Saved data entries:
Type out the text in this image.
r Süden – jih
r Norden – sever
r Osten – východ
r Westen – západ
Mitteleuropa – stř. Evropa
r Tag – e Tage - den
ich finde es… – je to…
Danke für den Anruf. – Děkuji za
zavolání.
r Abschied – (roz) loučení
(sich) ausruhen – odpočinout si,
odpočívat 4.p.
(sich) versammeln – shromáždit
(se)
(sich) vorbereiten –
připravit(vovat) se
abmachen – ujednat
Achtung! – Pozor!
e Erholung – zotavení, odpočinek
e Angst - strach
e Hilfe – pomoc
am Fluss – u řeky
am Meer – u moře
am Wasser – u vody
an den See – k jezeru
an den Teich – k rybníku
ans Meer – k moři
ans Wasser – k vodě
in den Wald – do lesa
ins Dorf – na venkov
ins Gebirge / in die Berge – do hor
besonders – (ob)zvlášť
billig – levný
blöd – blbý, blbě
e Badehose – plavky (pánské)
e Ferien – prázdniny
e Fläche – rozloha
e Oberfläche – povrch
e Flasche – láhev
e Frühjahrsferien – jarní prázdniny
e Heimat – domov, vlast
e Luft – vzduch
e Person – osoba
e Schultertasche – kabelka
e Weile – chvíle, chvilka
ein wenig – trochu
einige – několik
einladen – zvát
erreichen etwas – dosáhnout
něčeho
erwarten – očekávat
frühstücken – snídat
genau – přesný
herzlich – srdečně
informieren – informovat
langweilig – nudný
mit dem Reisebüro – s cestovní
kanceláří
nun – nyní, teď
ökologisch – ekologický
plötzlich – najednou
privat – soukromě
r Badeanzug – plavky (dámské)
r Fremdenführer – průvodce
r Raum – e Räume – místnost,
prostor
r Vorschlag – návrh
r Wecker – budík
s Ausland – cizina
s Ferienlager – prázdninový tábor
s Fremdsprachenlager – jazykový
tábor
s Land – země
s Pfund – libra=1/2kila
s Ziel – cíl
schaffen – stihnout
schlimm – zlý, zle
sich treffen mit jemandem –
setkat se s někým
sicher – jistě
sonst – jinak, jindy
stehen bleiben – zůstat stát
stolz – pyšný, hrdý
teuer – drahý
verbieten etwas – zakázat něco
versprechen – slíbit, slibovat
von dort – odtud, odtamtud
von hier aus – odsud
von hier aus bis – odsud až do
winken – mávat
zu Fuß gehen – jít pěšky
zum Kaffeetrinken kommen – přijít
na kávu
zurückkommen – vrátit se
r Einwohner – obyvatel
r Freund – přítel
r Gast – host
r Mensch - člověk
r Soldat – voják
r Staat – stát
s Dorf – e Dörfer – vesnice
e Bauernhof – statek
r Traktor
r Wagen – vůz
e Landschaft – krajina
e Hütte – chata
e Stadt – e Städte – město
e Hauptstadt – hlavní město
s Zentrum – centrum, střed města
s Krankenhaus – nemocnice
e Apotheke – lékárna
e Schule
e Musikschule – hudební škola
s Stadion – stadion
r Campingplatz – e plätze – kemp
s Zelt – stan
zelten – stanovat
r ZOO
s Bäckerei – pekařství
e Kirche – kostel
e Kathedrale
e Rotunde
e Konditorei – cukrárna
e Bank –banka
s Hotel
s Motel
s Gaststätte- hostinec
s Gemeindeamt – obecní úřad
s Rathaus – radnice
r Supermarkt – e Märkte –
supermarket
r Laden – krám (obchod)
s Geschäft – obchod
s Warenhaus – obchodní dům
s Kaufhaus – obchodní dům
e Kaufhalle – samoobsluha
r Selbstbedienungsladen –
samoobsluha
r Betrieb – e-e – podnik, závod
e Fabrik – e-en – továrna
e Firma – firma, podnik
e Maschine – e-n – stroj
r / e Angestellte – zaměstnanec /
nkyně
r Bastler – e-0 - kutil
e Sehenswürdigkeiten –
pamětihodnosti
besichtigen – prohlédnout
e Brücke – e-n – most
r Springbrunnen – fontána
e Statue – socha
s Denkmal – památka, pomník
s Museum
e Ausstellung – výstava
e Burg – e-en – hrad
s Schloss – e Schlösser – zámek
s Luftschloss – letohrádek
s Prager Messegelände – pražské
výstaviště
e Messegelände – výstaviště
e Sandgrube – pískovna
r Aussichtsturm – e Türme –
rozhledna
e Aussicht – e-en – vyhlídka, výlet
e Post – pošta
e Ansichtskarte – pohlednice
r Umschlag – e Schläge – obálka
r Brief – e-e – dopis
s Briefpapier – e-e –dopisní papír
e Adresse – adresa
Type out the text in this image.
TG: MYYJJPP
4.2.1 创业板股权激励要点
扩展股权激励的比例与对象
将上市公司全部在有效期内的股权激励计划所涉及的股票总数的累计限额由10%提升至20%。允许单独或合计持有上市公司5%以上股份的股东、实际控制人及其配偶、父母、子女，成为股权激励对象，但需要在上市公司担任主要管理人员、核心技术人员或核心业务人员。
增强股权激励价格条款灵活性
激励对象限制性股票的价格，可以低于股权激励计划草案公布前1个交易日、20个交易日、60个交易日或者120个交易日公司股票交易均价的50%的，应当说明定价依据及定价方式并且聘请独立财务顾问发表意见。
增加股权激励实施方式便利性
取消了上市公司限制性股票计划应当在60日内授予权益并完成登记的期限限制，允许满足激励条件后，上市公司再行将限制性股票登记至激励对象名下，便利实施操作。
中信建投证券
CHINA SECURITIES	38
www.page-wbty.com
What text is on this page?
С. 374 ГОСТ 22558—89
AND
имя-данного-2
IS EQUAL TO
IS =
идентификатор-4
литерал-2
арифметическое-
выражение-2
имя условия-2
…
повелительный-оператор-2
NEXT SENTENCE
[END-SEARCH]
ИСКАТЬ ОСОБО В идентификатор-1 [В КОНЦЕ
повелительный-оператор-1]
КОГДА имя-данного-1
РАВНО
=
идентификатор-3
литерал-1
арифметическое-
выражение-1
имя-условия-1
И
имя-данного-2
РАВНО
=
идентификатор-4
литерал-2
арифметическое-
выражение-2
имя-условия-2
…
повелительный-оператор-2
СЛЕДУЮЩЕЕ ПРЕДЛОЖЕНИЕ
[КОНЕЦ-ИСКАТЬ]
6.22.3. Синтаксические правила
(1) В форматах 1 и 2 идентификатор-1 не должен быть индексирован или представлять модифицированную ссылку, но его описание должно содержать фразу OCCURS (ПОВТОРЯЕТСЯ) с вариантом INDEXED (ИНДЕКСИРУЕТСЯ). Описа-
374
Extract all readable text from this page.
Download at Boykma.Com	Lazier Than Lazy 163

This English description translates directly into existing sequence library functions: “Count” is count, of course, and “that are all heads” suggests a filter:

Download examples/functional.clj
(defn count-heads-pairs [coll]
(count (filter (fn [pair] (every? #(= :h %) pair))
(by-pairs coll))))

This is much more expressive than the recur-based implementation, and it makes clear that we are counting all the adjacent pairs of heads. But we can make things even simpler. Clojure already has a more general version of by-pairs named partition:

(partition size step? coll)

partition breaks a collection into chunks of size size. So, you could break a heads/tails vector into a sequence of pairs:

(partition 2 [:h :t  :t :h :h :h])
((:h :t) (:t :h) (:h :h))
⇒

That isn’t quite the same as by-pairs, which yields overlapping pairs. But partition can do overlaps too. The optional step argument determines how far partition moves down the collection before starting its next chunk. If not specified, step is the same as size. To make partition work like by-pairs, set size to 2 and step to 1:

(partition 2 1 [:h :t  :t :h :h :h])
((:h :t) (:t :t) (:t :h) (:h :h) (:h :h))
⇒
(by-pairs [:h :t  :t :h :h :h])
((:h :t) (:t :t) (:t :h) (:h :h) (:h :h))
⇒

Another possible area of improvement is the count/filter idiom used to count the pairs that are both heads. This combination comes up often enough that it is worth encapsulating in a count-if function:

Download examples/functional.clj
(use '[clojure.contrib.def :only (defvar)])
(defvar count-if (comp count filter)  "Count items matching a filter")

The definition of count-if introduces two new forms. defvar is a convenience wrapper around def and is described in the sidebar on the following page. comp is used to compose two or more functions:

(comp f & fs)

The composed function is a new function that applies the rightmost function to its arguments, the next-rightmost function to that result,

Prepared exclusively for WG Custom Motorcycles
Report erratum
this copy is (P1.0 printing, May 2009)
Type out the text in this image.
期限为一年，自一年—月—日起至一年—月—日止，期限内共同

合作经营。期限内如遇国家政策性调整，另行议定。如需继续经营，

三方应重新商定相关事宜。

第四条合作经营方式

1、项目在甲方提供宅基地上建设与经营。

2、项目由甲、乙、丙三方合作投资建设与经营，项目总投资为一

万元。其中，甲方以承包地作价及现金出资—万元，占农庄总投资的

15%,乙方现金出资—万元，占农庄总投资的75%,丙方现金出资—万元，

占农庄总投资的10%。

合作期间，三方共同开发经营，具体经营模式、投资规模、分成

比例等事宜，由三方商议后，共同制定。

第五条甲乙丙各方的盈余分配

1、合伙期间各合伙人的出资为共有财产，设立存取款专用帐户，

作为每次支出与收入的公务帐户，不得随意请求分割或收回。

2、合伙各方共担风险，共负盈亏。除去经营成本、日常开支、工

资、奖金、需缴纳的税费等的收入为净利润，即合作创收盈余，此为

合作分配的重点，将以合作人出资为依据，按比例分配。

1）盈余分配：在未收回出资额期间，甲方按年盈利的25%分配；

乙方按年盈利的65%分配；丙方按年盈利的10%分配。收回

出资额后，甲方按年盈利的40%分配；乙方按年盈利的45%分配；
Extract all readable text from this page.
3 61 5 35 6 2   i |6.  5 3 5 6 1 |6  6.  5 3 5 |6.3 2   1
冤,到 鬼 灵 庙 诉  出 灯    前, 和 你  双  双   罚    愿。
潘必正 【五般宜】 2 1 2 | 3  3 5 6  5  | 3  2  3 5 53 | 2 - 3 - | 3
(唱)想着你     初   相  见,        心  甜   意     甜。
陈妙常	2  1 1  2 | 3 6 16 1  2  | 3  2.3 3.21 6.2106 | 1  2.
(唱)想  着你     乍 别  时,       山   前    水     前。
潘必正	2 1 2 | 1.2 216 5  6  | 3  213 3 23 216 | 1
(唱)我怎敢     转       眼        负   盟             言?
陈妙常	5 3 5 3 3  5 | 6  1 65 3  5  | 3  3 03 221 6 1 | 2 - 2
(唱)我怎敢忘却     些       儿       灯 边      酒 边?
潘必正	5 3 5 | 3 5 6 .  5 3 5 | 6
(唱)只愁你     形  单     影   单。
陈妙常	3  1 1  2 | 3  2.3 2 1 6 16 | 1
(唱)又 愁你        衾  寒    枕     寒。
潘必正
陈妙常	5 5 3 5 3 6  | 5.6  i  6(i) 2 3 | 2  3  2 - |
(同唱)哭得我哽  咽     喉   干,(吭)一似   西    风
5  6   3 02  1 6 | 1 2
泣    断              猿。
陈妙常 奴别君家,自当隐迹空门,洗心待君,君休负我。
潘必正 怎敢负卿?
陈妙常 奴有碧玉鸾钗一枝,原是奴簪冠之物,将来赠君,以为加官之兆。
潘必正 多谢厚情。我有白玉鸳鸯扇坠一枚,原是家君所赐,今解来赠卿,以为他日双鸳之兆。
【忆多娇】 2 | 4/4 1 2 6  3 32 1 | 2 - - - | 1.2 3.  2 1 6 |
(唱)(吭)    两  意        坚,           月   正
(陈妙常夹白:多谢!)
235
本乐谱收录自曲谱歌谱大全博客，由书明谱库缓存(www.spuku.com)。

• Task: Select every line above that contains the word "into", and copy it.

• Exercise solution:
This English description translates directly into existing sequence library functions: “Count” is count, of course, and “that are all heads” suggests a filter:
partition breaks a collection into chunks of size size. So, you could break a heads/tails vector into a sequence of pairs:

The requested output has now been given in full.